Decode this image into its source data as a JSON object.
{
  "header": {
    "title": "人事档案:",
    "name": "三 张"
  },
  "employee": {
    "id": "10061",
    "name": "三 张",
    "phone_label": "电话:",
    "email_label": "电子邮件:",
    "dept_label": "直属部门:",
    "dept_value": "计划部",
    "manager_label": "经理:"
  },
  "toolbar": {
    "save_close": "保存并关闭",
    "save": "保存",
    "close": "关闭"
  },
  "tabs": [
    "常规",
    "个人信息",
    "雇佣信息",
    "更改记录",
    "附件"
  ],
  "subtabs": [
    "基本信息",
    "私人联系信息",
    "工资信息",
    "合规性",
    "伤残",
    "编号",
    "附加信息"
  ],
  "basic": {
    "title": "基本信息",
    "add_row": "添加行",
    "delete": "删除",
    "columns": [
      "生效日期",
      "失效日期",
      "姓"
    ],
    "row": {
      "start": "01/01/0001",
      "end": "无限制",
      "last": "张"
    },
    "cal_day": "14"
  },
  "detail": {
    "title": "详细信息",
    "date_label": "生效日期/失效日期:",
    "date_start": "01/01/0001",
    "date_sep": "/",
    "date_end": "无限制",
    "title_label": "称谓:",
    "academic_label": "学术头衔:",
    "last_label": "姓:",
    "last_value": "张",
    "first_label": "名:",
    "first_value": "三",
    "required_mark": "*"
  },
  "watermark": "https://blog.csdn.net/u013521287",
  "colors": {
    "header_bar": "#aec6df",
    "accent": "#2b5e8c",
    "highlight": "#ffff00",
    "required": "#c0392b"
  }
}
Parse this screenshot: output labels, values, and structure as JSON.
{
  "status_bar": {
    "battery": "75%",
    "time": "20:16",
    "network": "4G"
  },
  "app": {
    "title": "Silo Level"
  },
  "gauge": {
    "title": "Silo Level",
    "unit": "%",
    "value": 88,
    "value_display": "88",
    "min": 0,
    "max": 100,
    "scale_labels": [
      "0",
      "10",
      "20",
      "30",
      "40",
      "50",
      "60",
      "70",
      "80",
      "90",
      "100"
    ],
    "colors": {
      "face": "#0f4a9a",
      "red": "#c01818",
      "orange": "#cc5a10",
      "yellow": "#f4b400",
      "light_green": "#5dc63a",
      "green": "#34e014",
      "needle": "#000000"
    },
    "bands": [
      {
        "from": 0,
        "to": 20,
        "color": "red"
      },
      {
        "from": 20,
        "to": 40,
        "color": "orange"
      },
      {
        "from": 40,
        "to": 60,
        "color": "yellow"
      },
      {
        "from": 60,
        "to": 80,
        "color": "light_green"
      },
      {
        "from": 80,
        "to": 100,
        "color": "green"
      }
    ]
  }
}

--------

**EXERCISE DIRECTIONS**
Which lines of the material contain the string "this"? List each of them.

**RESPONSE TO THE TASK**
Decode this image into its source data as a JSON object.
Parse this screenshot: output labels, values, and structure as JSON.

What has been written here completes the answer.